_Brief:_
Quote the data below in full, please, without altering anything.

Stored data

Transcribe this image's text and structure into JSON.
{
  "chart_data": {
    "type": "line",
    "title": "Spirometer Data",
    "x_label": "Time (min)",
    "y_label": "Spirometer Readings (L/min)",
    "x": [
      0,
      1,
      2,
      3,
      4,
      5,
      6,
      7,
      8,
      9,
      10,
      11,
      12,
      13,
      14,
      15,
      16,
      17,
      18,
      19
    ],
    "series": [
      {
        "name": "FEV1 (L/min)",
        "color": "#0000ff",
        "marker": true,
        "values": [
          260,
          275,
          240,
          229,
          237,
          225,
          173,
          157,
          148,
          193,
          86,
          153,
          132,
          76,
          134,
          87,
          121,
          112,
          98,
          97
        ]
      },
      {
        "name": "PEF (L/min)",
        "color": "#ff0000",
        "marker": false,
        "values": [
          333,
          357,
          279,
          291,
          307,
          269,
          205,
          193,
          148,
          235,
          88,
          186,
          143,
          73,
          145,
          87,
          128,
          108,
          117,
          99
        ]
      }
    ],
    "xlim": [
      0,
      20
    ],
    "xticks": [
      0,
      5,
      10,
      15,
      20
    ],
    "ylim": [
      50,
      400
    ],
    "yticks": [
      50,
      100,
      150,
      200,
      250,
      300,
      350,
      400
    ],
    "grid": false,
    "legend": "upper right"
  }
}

_Final answer:_
Transcribe this image's text and structure into JSON.
{
  "chart_data": {
    "type": "line",
    "title": "Spirometer Data",
    "x_label": "Time (min)",
    "y_label": "Spirometer Readings (L/min)",
    "x": [
      0,
      1,
      2,
      3,
      4,
      5,
      6,
      7,
      8,
      9,
      10,
      11,
      12,
      13,
      14,
      15,
      16,
      17,
      18,
      19
    ],
    "series": [
      {
        "name": "FEV1 (L/min)",
        "color": "#0000ff",
        "marker": true,
        "values": [
          260,
          275,
          240,
          229,
          237,
          225,
          173,
          157,
          148,
          193,
          86,
          153,
          132,
          76,
          134,
          87,
          121,
          112,
          98,
          97
        ]
      },
      {
        "name": "PEF (L/min)",
        "color": "#ff0000",
        "marker": false,
        "values": [
          333,
          357,
          279,
          291,
          307,
          269,
          205,
          193,
          148,
          235,
          88,
          186,
          143,
          73,
          145,
          87,
          128,
          108,
          117,
          99
        ]
      }
    ],
    "xlim": [
      0,
      20
    ],
    "xticks": [
      0,
      5,
      10,
      15,
      20
    ],
    "ylim": [
      50,
      400
    ],
    "yticks": [
      50,
      100,
      150,
      200,
      250,
      300,
      350,
      400
    ],
    "grid": false,
    "legend": "upper right"
  }
}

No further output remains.